__Aim of the task__
All of the material should be reproduced exactly, with pictures left out.

__Stored records__
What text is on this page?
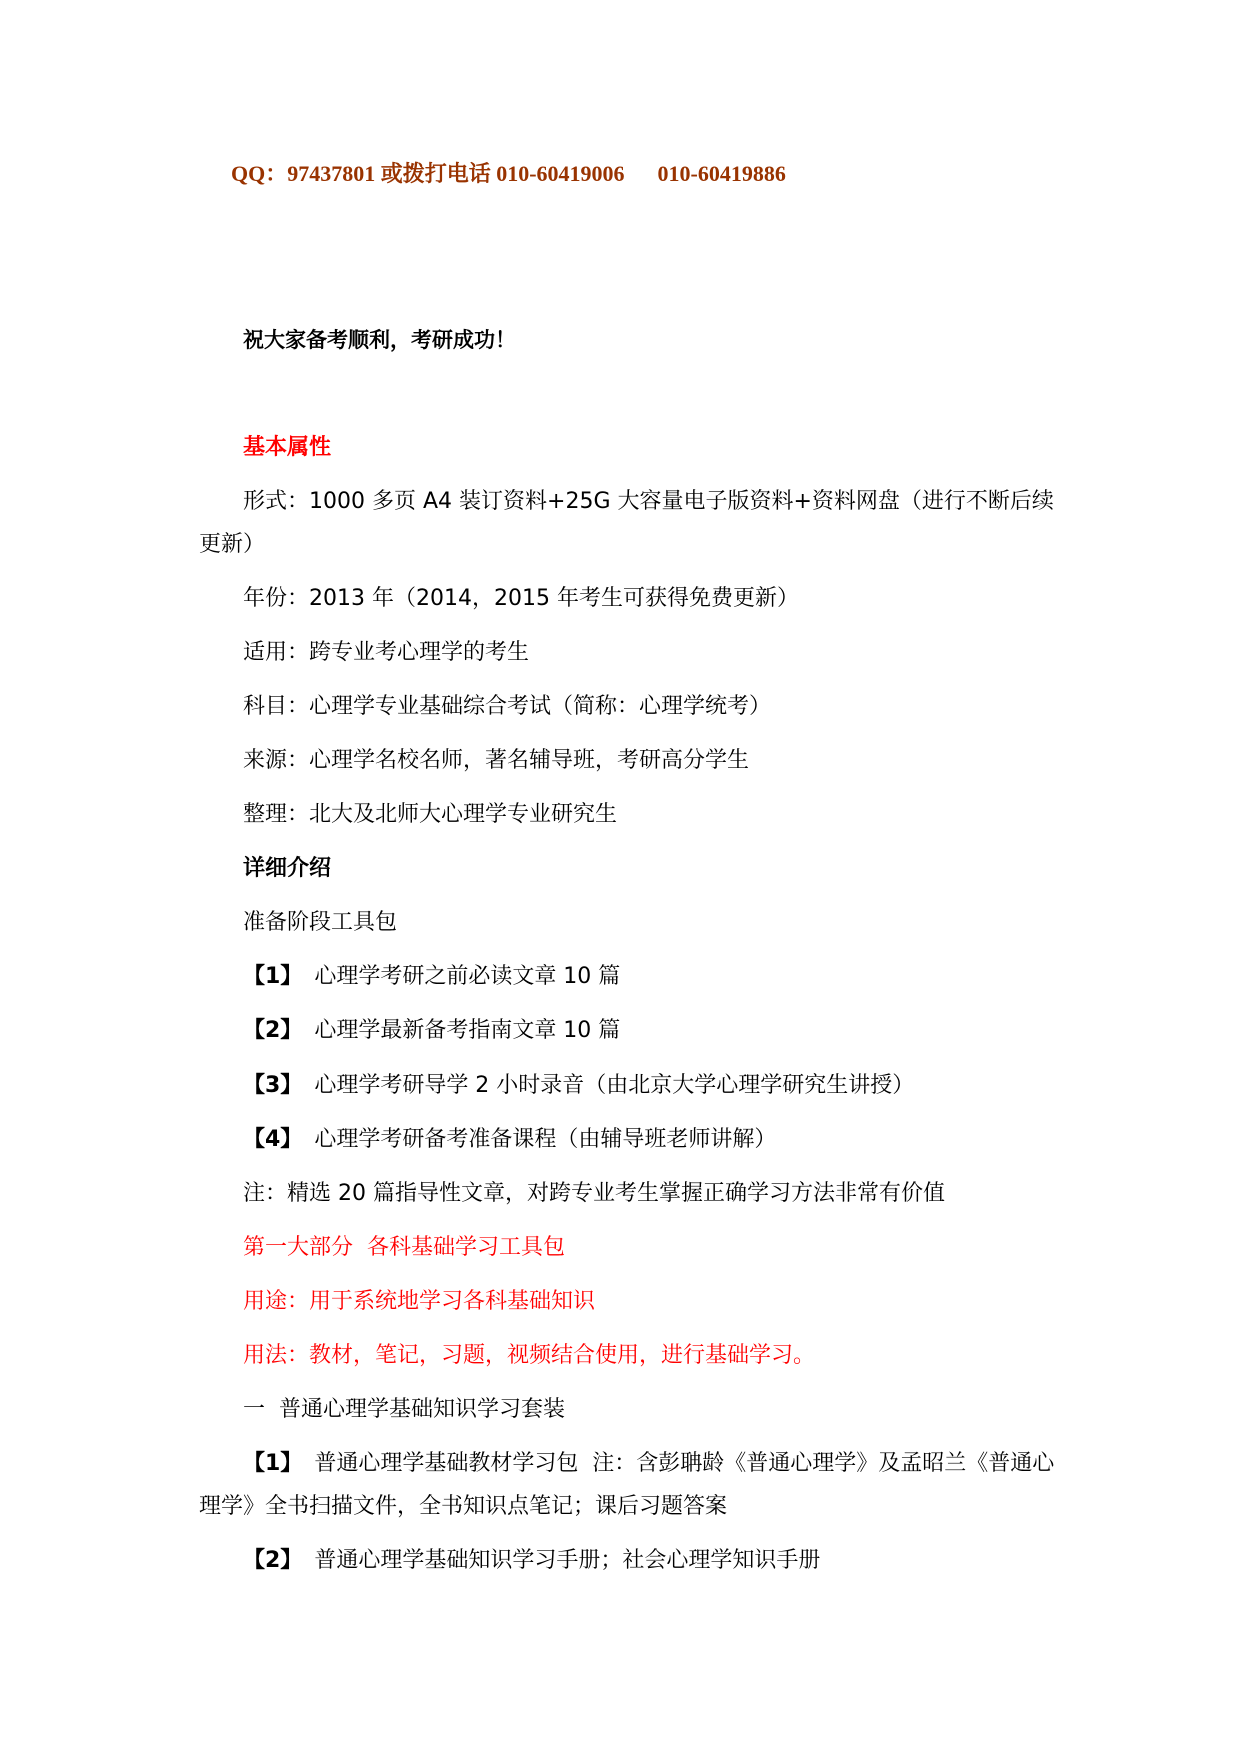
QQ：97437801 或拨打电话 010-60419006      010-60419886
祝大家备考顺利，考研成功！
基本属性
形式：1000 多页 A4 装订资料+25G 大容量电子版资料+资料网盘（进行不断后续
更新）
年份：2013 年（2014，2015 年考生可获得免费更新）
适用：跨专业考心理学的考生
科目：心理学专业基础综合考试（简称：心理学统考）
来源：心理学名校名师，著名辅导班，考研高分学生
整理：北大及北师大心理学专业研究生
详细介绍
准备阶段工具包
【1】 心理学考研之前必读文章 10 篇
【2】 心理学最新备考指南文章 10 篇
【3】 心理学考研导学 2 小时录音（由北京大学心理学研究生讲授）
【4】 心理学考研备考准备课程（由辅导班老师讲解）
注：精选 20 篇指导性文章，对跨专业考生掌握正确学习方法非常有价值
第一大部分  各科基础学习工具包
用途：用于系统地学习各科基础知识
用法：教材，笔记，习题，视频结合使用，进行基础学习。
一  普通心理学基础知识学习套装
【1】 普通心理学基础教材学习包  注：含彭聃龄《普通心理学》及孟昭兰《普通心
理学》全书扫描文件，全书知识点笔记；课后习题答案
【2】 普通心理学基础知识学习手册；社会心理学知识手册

__Exercise solution__
What text is on this page?
QQ：97437801 或拨打电话 010-60419006      010-60419886
祝大家备考顺利，考研成功！
基本属性
形式：1000 多页 A4 装订资料+25G 大容量电子版资料+资料网盘（进行不断后续
更新）
年份：2013 年（2014，2015 年考生可获得免费更新）
适用：跨专业考心理学的考生
科目：心理学专业基础综合考试（简称：心理学统考）
来源：心理学名校名师，著名辅导班，考研高分学生
整理：北大及北师大心理学专业研究生
详细介绍
准备阶段工具包
【1】 心理学考研之前必读文章 10 篇
【2】 心理学最新备考指南文章 10 篇
【3】 心理学考研导学 2 小时录音（由北京大学心理学研究生讲授）
【4】 心理学考研备考准备课程（由辅导班老师讲解）
注：精选 20 篇指导性文章，对跨专业考生掌握正确学习方法非常有价值
第一大部分  各科基础学习工具包
用途：用于系统地学习各科基础知识
用法：教材，笔记，习题，视频结合使用，进行基础学习。
一  普通心理学基础知识学习套装
【1】 普通心理学基础教材学习包  注：含彭聃龄《普通心理学》及孟昭兰《普通心
理学》全书扫描文件，全书知识点笔记；课后习题答案
【2】 普通心理学基础知识学习手册；社会心理学知识手册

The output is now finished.